Return only the number of lines in the entries below that hold the word "coin".
----
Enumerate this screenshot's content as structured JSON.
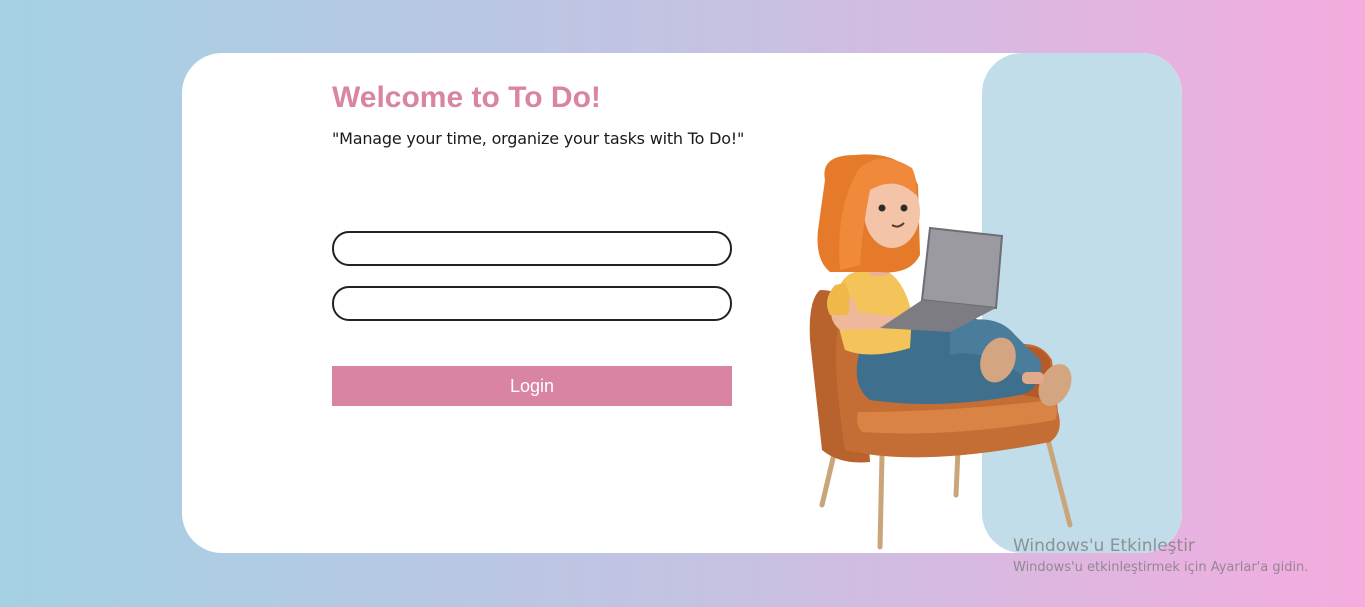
{
  "login": {
    "title": "Welcome to To Do!",
    "subtitle": "\"Manage your time, organize your tasks with To Do!\"",
    "username_value": "",
    "password_value": "",
    "button_label": "Login"
  },
  "illustration": {
    "icon": "woman-on-chair-with-laptop-illustration"
  },
  "watermark": {
    "title": "Windows'u Etkinleştir",
    "subtitle": "Windows'u etkinleştirmek için Ayarlar'a gidin."
  },
  "colors": {
    "accent": "#d984a3",
    "panel": "#c1ddea",
    "gradient_left": "#a4d1e3",
    "gradient_right": "#f4acdf"
  }
}
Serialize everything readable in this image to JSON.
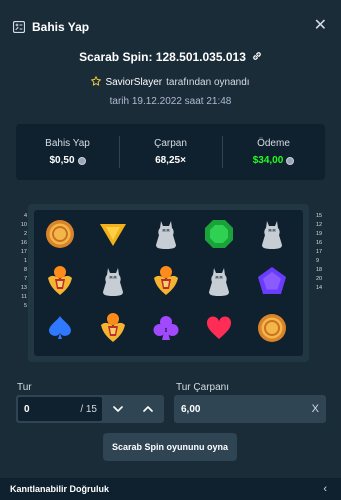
{
  "header": {
    "title": "Bahis Yap",
    "close_glyph": "✕"
  },
  "spin": {
    "label": "Scarab Spin: 128.501.035.013",
    "link_icon": "link-icon"
  },
  "played": {
    "player": "SaviorSlayer",
    "suffix": "tarafından oynandı"
  },
  "date": "tarih 19.12.2022 saat 21:48",
  "stats": [
    {
      "label": "Bahis Yap",
      "value": "$0,50",
      "coin": true
    },
    {
      "label": "Çarpan",
      "value": "68,25×",
      "coin": false
    },
    {
      "label": "Ödeme",
      "value": "$34,00",
      "coin": true,
      "color": "#1fff20"
    }
  ],
  "paylines": {
    "left": [
      "4",
      "10",
      "2",
      "16",
      "",
      "17",
      "1",
      "8",
      "",
      "7",
      "13",
      "11",
      "5"
    ],
    "right": [
      "15",
      "12",
      "19",
      "",
      "16",
      "17",
      "9",
      "",
      "18",
      "20",
      "",
      "14"
    ]
  },
  "reels": [
    [
      "coin",
      "scarab",
      "spade"
    ],
    [
      "triangle",
      "cat",
      "scarab"
    ],
    [
      "cat",
      "scarab",
      "club"
    ],
    [
      "emerald",
      "cat",
      "heart"
    ],
    [
      "cat",
      "pentagon",
      "coin"
    ]
  ],
  "tur": {
    "label": "Tur",
    "value": "0",
    "of": "/ 15"
  },
  "multiplier": {
    "label": "Tur Çarpanı",
    "value": "6,00",
    "clear": "X"
  },
  "cta": {
    "label": "Scarab Spin oyununu oyna"
  },
  "footer": {
    "label": "Kanıtlanabilir Doğruluk",
    "chevron": "‹"
  },
  "colors": {
    "bg": "#1a2c38",
    "panel": "#0f212e",
    "border": "#2f4553",
    "win": "#1fff20"
  }
}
----
• **The completed task**: 5